_DATA SHOWN_
--- Begin ---

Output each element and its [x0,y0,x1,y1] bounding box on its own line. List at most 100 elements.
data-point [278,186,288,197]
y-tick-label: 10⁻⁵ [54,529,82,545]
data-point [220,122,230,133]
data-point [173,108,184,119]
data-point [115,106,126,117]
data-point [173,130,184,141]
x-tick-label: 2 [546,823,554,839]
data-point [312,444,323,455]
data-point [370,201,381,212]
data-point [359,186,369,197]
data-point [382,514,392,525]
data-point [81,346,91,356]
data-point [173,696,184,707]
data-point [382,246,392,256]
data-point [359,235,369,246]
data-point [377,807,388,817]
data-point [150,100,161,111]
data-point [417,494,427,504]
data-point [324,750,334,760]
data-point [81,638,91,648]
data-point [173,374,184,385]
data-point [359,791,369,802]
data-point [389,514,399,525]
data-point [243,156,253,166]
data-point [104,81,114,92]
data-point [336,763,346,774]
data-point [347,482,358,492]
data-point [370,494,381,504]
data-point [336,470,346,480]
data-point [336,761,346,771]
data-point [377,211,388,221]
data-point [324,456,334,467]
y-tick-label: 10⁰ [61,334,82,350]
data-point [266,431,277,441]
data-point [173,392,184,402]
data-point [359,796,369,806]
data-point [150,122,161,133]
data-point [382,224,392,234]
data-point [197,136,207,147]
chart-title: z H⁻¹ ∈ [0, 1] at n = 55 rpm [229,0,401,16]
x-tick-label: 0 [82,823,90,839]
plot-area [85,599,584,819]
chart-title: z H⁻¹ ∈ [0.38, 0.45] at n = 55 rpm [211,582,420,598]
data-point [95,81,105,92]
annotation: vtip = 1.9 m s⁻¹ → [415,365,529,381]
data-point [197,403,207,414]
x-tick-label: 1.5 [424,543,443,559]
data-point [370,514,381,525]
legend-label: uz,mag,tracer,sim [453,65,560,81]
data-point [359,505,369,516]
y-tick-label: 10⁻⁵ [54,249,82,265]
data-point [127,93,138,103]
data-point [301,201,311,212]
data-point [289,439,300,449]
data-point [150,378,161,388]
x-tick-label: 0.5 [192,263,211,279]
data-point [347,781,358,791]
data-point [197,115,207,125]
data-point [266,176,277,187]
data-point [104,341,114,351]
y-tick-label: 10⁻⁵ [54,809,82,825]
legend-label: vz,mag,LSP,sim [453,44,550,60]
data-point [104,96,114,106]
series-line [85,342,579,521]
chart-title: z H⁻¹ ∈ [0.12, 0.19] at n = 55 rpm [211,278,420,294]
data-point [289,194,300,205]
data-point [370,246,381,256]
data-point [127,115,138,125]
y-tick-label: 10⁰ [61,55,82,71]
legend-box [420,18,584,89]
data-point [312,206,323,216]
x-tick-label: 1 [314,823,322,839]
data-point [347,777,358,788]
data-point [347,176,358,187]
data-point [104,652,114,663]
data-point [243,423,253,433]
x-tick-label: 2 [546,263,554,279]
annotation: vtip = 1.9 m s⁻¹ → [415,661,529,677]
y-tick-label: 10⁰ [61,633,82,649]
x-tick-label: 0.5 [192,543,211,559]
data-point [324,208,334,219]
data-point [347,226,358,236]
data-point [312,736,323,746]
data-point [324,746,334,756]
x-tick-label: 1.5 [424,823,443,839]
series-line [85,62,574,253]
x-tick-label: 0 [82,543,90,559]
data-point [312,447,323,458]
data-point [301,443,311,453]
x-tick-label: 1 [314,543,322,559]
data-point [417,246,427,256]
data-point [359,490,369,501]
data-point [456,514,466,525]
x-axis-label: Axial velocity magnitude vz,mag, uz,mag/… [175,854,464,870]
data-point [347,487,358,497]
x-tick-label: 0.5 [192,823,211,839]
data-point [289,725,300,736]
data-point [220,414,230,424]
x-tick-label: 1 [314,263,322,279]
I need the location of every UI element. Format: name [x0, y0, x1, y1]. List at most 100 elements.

--- End ---
--- Begin ---

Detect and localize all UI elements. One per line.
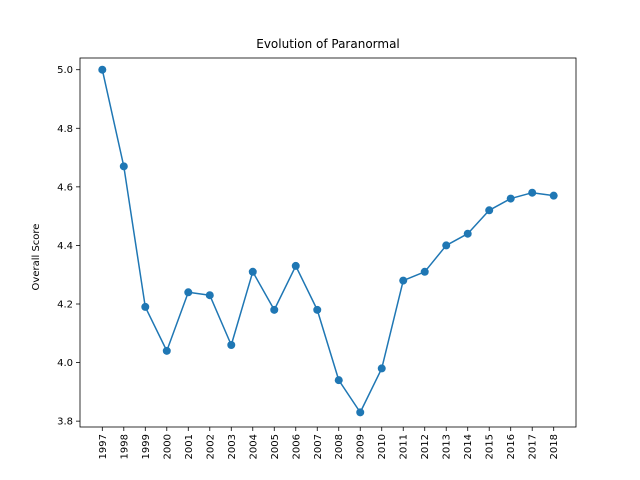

--- End ---

_TASK PROMPT_
Express as a JSON list of strings, one string per line and blank lines omitted, the lines between the line holding "Output each element" and the line holding "data-point [324,750,334,760]", inclusive.

_RESPONSE_
[
  "Output each element and its [x0,y0,x1,y1] bounding box on its own line. List at most 100 elements.",
  "data-point [278,186,288,197]",
  "y-tick-label: 10⁻⁵ [54,529,82,545]",
  "data-point [220,122,230,133]",
  "data-point [173,108,184,119]",
  "data-point [115,106,126,117]",
  "data-point [173,130,184,141]",
  "x-tick-label: 2 [546,823,554,839]",
  "data-point [312,444,323,455]",
  "data-point [370,201,381,212]",
  "data-point [359,186,369,197]",
  "data-point [382,514,392,525]",
  "data-point [81,346,91,356]",
  "data-point [173,696,184,707]",
  "data-point [382,246,392,256]",
  "data-point [359,235,369,246]",
  "data-point [377,807,388,817]",
  "data-point [150,100,161,111]",
  "data-point [417,494,427,504]",
  "data-point [324,750,334,760]"
]